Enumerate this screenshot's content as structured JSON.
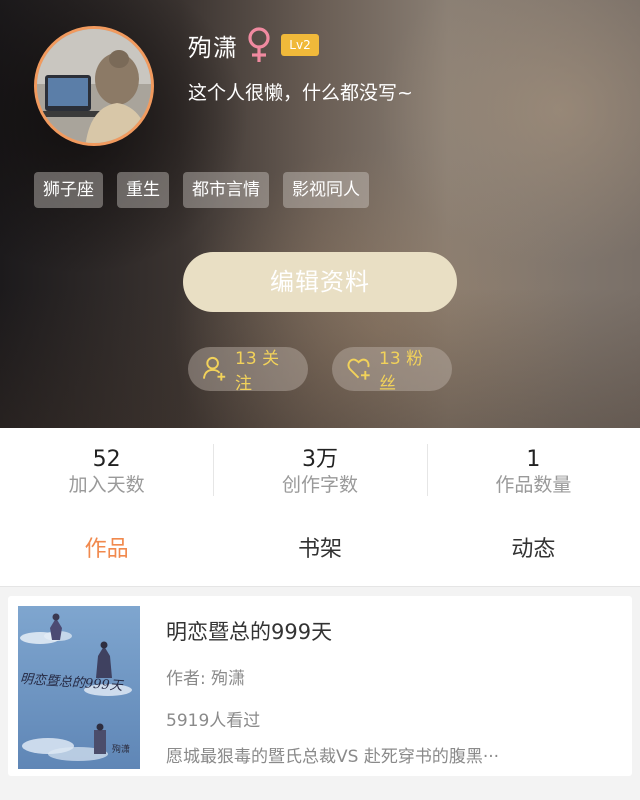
{
  "profile": {
    "username": "殉潇",
    "gender_icon": "female-icon",
    "level": "Lv2",
    "bio": "这个人很懒，什么都没写~",
    "tags": [
      "狮子座",
      "重生",
      "都市言情",
      "影视同人"
    ],
    "edit_button_label": "编辑资料",
    "following": {
      "label": "13 关注",
      "icon": "user-plus-icon"
    },
    "fans": {
      "label": "13 粉丝",
      "icon": "heart-plus-icon"
    }
  },
  "stats": [
    {
      "value": "52",
      "label": "加入天数"
    },
    {
      "value": "3万",
      "label": "创作字数"
    },
    {
      "value": "1",
      "label": "作品数量"
    }
  ],
  "tabs": [
    {
      "label": "作品",
      "active": true
    },
    {
      "label": "书架",
      "active": false
    },
    {
      "label": "动态",
      "active": false
    }
  ],
  "books": [
    {
      "title": "明恋暨总的999天",
      "author_line": "作者: 殉潇",
      "views": "5919人看过",
      "description": "愿城最狠毒的暨氏总裁VS 赴死穿书的腹黑···",
      "cover_title": "明恋暨总的999天",
      "cover_author": "殉潇"
    }
  ],
  "colors": {
    "accent": "#f1894d",
    "level_badge": "#f0b93a",
    "follow_text": "#f2d25a",
    "edit_button": "#e9dfc4",
    "avatar_border": "#f19a5e"
  }
}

---+---

- **Request**: Take the listing and print it again exactly, but without any pictures.

- **Written answer**:
Enumerate this screenshot's content as structured JSON.
{
  "profile": {
    "username": "殉潇",
    "gender_icon": "female-icon",
    "level": "Lv2",
    "bio": "这个人很懒，什么都没写~",
    "tags": [
      "狮子座",
      "重生",
      "都市言情",
      "影视同人"
    ],
    "edit_button_label": "编辑资料",
    "following": {
      "label": "13 关注",
      "icon": "user-plus-icon"
    },
    "fans": {
      "label": "13 粉丝",
      "icon": "heart-plus-icon"
    }
  },
  "stats": [
    {
      "value": "52",
      "label": "加入天数"
    },
    {
      "value": "3万",
      "label": "创作字数"
    },
    {
      "value": "1",
      "label": "作品数量"
    }
  ],
  "tabs": [
    {
      "label": "作品",
      "active": true
    },
    {
      "label": "书架",
      "active": false
    },
    {
      "label": "动态",
      "active": false
    }
  ],
  "books": [
    {
      "title": "明恋暨总的999天",
      "author_line": "作者: 殉潇",
      "views": "5919人看过",
      "description": "愿城最狠毒的暨氏总裁VS 赴死穿书的腹黑···",
      "cover_title": "明恋暨总的999天",
      "cover_author": "殉潇"
    }
  ],
  "colors": {
    "accent": "#f1894d",
    "level_badge": "#f0b93a",
    "follow_text": "#f2d25a",
    "edit_button": "#e9dfc4",
    "avatar_border": "#f19a5e"
  }
}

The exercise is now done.